- **SHORT EXERCISE**
Examine the records and identify each line that includes the string "dengan". Copy those lines.

- **INFORMATION SUPPLIED**

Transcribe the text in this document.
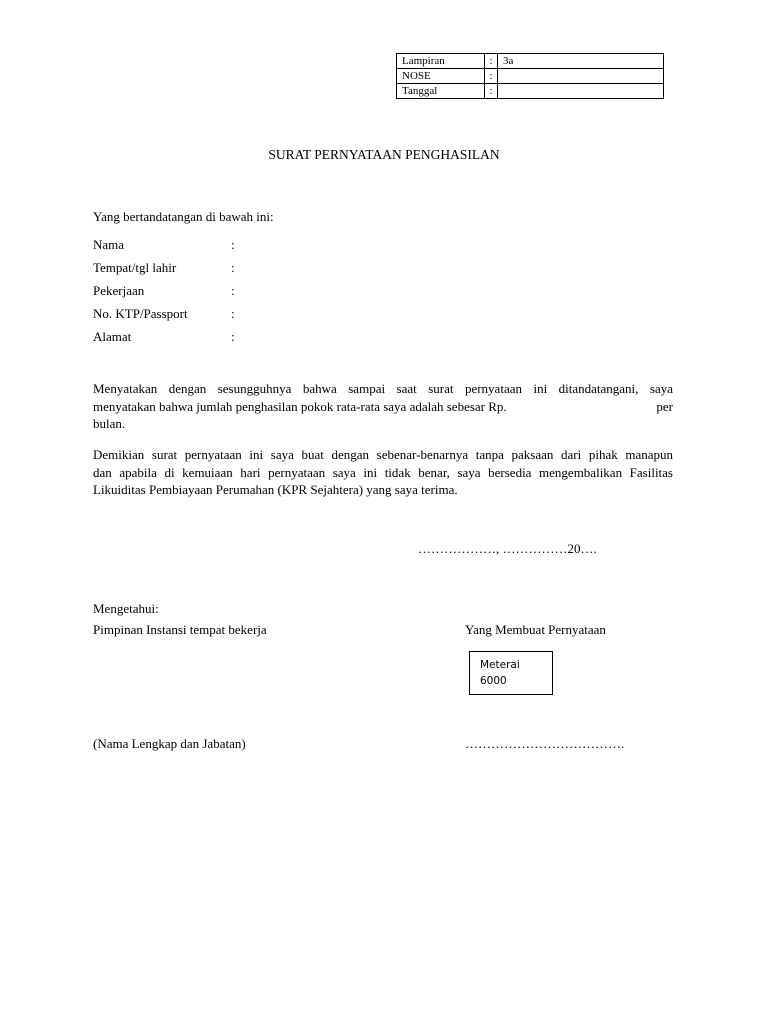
Lampiran	:	3a
NOSE	:	
Tanggal	:	
SURAT PERNYATAAN PENGHASILAN
Yang bertandatangan di bawah ini:
Nama	:
Tempat/tgl lahir	:
Pekerjaan	:
No. KTP/Passport	:
Alamat	:

Menyatakan dengan sesungguhnya bahwa sampai saat surat pernyataan ini ditandatangani, saya

menyatakan bahwa jumlah penghasilan pokok rata-rata saya adalah sebesar Rp.	per

bulan.

Demikian surat pernyataan ini saya buat dengan sebenar-benarnya tanpa paksaan dari pihak manapun

dan apabila di kemuiaan hari pernyataan saya ini tidak benar, saya bersedia mengembalikan Fasilitas

Likuiditas Pembiayaan Perumahan (KPR Sejahtera) yang saya terima.

………………, ……………20….
Mengetahui:
Pimpinan Instansi tempat bekerja	Yang Membuat Pernyataan
Meterai
6000
(Nama Lengkap dan Jabatan)	……………………………….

- **CORRECT ANSWER**
Menyatakan dengan sesungguhnya bahwa sampai saat surat pernyataan ini ditandatangani, saya
Demikian surat pernyataan ini saya buat dengan sebenar-benarnya tanpa paksaan dari pihak manapun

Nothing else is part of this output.